● **Task details**
Under no circumstances alter the records; copy each one exactly.

(Figure collection entries)

::::

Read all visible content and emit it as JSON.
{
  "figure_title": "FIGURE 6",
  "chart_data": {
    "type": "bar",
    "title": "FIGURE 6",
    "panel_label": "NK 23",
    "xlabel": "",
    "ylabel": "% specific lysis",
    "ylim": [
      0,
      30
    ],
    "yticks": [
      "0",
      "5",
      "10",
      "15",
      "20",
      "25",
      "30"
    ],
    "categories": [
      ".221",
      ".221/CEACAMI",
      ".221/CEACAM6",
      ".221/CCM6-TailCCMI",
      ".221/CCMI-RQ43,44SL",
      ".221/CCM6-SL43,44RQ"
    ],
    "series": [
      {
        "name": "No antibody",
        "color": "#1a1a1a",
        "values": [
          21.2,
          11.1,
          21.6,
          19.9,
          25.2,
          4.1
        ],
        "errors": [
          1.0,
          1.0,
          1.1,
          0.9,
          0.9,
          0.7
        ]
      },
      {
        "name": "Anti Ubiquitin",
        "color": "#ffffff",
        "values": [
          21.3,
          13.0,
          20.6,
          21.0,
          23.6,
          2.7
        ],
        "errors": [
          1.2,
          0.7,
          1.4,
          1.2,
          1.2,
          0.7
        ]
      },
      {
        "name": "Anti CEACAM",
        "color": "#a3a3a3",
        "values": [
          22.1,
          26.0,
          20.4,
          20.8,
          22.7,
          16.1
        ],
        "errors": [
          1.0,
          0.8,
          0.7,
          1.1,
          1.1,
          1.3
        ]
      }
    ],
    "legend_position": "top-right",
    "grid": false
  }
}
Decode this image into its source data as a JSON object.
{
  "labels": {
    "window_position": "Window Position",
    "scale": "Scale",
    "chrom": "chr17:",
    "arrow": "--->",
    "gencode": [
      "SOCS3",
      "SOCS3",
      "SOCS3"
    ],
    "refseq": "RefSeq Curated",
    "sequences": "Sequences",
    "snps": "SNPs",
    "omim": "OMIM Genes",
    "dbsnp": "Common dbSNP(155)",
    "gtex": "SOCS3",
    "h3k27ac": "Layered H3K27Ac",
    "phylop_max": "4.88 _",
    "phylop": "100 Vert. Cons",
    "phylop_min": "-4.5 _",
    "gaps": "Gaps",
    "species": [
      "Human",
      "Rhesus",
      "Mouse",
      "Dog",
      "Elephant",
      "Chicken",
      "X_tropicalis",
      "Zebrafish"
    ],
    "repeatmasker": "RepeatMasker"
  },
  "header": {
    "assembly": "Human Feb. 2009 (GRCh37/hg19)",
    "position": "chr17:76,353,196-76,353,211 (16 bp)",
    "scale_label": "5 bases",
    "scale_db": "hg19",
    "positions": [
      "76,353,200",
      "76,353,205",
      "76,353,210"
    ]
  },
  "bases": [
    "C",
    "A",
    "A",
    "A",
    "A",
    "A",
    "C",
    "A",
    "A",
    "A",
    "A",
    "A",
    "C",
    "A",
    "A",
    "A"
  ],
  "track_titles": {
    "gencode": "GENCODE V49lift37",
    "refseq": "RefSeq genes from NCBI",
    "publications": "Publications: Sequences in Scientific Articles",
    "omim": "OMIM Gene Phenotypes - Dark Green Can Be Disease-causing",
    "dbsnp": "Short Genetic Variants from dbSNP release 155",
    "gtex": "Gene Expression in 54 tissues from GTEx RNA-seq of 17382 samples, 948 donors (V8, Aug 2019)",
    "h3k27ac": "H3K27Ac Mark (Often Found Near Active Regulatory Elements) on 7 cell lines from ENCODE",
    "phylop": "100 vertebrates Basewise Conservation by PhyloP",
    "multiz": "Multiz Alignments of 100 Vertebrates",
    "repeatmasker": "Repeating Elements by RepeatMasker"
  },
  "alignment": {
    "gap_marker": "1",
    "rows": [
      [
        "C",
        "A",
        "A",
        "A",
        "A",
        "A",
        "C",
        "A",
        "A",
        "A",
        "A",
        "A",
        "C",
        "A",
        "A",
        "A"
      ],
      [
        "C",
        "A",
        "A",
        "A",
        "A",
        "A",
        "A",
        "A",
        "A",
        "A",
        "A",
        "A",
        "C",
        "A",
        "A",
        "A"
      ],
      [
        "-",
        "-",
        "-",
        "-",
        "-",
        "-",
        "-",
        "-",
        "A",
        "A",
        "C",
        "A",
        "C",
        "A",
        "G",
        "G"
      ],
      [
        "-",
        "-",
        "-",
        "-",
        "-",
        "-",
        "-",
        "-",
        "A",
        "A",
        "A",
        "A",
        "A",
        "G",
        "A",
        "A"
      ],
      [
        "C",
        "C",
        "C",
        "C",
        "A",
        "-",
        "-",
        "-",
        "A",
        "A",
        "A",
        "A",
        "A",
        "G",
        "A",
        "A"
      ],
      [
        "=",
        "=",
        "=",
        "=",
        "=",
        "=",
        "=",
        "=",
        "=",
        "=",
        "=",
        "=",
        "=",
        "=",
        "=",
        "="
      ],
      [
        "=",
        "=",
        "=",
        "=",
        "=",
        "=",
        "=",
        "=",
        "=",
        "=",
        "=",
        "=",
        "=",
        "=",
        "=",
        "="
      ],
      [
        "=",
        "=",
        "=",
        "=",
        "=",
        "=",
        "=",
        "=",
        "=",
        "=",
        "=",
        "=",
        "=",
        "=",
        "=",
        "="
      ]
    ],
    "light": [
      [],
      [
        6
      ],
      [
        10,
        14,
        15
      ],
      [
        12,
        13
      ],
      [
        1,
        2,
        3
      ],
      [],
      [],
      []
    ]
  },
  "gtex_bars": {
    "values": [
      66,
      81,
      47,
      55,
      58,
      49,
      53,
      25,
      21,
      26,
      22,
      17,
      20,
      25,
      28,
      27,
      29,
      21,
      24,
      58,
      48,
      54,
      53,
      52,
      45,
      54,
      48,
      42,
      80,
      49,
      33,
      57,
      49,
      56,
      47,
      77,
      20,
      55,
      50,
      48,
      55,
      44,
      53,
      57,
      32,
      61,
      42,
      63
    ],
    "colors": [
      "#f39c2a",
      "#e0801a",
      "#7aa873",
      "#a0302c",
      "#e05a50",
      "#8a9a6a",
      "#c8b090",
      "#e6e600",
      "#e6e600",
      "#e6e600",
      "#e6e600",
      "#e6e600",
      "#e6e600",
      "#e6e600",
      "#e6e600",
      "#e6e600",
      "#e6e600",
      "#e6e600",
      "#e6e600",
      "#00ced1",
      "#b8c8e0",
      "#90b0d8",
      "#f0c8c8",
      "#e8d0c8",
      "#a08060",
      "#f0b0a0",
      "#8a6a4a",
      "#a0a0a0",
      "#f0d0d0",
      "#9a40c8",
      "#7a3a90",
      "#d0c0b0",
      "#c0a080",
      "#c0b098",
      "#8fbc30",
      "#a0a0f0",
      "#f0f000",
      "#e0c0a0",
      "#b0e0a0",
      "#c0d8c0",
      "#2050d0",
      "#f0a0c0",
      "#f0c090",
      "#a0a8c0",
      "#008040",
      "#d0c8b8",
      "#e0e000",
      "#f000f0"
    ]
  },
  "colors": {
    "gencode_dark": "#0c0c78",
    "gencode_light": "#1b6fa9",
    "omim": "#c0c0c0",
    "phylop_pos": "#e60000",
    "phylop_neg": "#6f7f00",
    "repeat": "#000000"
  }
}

::::

● **Reply**
Read all visible content and emit it as JSON.
{
  "figure_title": "FIGURE 6",
  "chart_data": {
    "type": "bar",
    "title": "FIGURE 6",
    "panel_label": "NK 23",
    "xlabel": "",
    "ylabel": "% specific lysis",
    "ylim": [
      0,
      30
    ],
    "yticks": [
      "0",
      "5",
      "10",
      "15",
      "20",
      "25",
      "30"
    ],
    "categories": [
      ".221",
      ".221/CEACAMI",
      ".221/CEACAM6",
      ".221/CCM6-TailCCMI",
      ".221/CCMI-RQ43,44SL",
      ".221/CCM6-SL43,44RQ"
    ],
    "series": [
      {
        "name": "No antibody",
        "color": "#1a1a1a",
        "values": [
          21.2,
          11.1,
          21.6,
          19.9,
          25.2,
          4.1
        ],
        "errors": [
          1.0,
          1.0,
          1.1,
          0.9,
          0.9,
          0.7
        ]
      },
      {
        "name": "Anti Ubiquitin",
        "color": "#ffffff",
        "values": [
          21.3,
          13.0,
          20.6,
          21.0,
          23.6,
          2.7
        ],
        "errors": [
          1.2,
          0.7,
          1.4,
          1.2,
          1.2,
          0.7
        ]
      },
      {
        "name": "Anti CEACAM",
        "color": "#a3a3a3",
        "values": [
          22.1,
          26.0,
          20.4,
          20.8,
          22.7,
          16.1
        ],
        "errors": [
          1.0,
          0.8,
          0.7,
          1.1,
          1.1,
          1.3
        ]
      }
    ],
    "legend_position": "top-right",
    "grid": false
  }
}
Decode this image into its source data as a JSON object.
{
  "labels": {
    "window_position": "Window Position",
    "scale": "Scale",
    "chrom": "chr17:",
    "arrow": "--->",
    "gencode": [
      "SOCS3",
      "SOCS3",
      "SOCS3"
    ],
    "refseq": "RefSeq Curated",
    "sequences": "Sequences",
    "snps": "SNPs",
    "omim": "OMIM Genes",
    "dbsnp": "Common dbSNP(155)",
    "gtex": "SOCS3",
    "h3k27ac": "Layered H3K27Ac",
    "phylop_max": "4.88 _",
    "phylop": "100 Vert. Cons",
    "phylop_min": "-4.5 _",
    "gaps": "Gaps",
    "species": [
      "Human",
      "Rhesus",
      "Mouse",
      "Dog",
      "Elephant",
      "Chicken",
      "X_tropicalis",
      "Zebrafish"
    ],
    "repeatmasker": "RepeatMasker"
  },
  "header": {
    "assembly": "Human Feb. 2009 (GRCh37/hg19)",
    "position": "chr17:76,353,196-76,353,211 (16 bp)",
    "scale_label": "5 bases",
    "scale_db": "hg19",
    "positions": [
      "76,353,200",
      "76,353,205",
      "76,353,210"
    ]
  },
  "bases": [
    "C",
    "A",
    "A",
    "A",
    "A",
    "A",
    "C",
    "A",
    "A",
    "A",
    "A",
    "A",
    "C",
    "A",
    "A",
    "A"
  ],
  "track_titles": {
    "gencode": "GENCODE V49lift37",
    "refseq": "RefSeq genes from NCBI",
    "publications": "Publications: Sequences in Scientific Articles",
    "omim": "OMIM Gene Phenotypes - Dark Green Can Be Disease-causing",
    "dbsnp": "Short Genetic Variants from dbSNP release 155",
    "gtex": "Gene Expression in 54 tissues from GTEx RNA-seq of 17382 samples, 948 donors (V8, Aug 2019)",
    "h3k27ac": "H3K27Ac Mark (Often Found Near Active Regulatory Elements) on 7 cell lines from ENCODE",
    "phylop": "100 vertebrates Basewise Conservation by PhyloP",
    "multiz": "Multiz Alignments of 100 Vertebrates",
    "repeatmasker": "Repeating Elements by RepeatMasker"
  },
  "alignment": {
    "gap_marker": "1",
    "rows": [
      [
        "C",
        "A",
        "A",
        "A",
        "A",
        "A",
        "C",
        "A",
        "A",
        "A",
        "A",
        "A",
        "C",
        "A",
        "A",
        "A"
      ],
      [
        "C",
        "A",
        "A",
        "A",
        "A",
        "A",
        "A",
        "A",
        "A",
        "A",
        "A",
        "A",
        "C",
        "A",
        "A",
        "A"
      ],
      [
        "-",
        "-",
        "-",
        "-",
        "-",
        "-",
        "-",
        "-",
        "A",
        "A",
        "C",
        "A",
        "C",
        "A",
        "G",
        "G"
      ],
      [
        "-",
        "-",
        "-",
        "-",
        "-",
        "-",
        "-",
        "-",
        "A",
        "A",
        "A",
        "A",
        "A",
        "G",
        "A",
        "A"
      ],
      [
        "C",
        "C",
        "C",
        "C",
        "A",
        "-",
        "-",
        "-",
        "A",
        "A",
        "A",
        "A",
        "A",
        "G",
        "A",
        "A"
      ],
      [
        "=",
        "=",
        "=",
        "=",
        "=",
        "=",
        "=",
        "=",
        "=",
        "=",
        "=",
        "=",
        "=",
        "=",
        "=",
        "="
      ],
      [
        "=",
        "=",
        "=",
        "=",
        "=",
        "=",
        "=",
        "=",
        "=",
        "=",
        "=",
        "=",
        "=",
        "=",
        "=",
        "="
      ],
      [
        "=",
        "=",
        "=",
        "=",
        "=",
        "=",
        "=",
        "=",
        "=",
        "=",
        "=",
        "=",
        "=",
        "=",
        "=",
        "="
      ]
    ],
    "light": [
      [],
      [
        6
      ],
      [
        10,
        14,
        15
      ],
      [
        12,
        13
      ],
      [
        1,
        2,
        3
      ],
      [],
      [],
      []
    ]
  },
  "gtex_bars": {
    "values": [
      66,
      81,
      47,
      55,
      58,
      49,
      53,
      25,
      21,
      26,
      22,
      17,
      20,
      25,
      28,
      27,
      29,
      21,
      24,
      58,
      48,
      54,
      53,
      52,
      45,
      54,
      48,
      42,
      80,
      49,
      33,
      57,
      49,
      56,
      47,
      77,
      20,
      55,
      50,
      48,
      55,
      44,
      53,
      57,
      32,
      61,
      42,
      63
    ],
    "colors": [
      "#f39c2a",
      "#e0801a",
      "#7aa873",
      "#a0302c",
      "#e05a50",
      "#8a9a6a",
      "#c8b090",
      "#e6e600",
      "#e6e600",
      "#e6e600",
      "#e6e600",
      "#e6e600",
      "#e6e600",
      "#e6e600",
      "#e6e600",
      "#e6e600",
      "#e6e600",
      "#e6e600",
      "#e6e600",
      "#00ced1",
      "#b8c8e0",
      "#90b0d8",
      "#f0c8c8",
      "#e8d0c8",
      "#a08060",
      "#f0b0a0",
      "#8a6a4a",
      "#a0a0a0",
      "#f0d0d0",
      "#9a40c8",
      "#7a3a90",
      "#d0c0b0",
      "#c0a080",
      "#c0b098",
      "#8fbc30",
      "#a0a0f0",
      "#f0f000",
      "#e0c0a0",
      "#b0e0a0",
      "#c0d8c0",
      "#2050d0",
      "#f0a0c0",
      "#f0c090",
      "#a0a8c0",
      "#008040",
      "#d0c8b8",
      "#e0e000",
      "#f000f0"
    ]
  },
  "colors": {
    "gencode_dark": "#0c0c78",
    "gencode_light": "#1b6fa9",
    "omim": "#c0c0c0",
    "phylop_pos": "#e60000",
    "phylop_neg": "#6f7f00",
    "repeat": "#000000"
  }
}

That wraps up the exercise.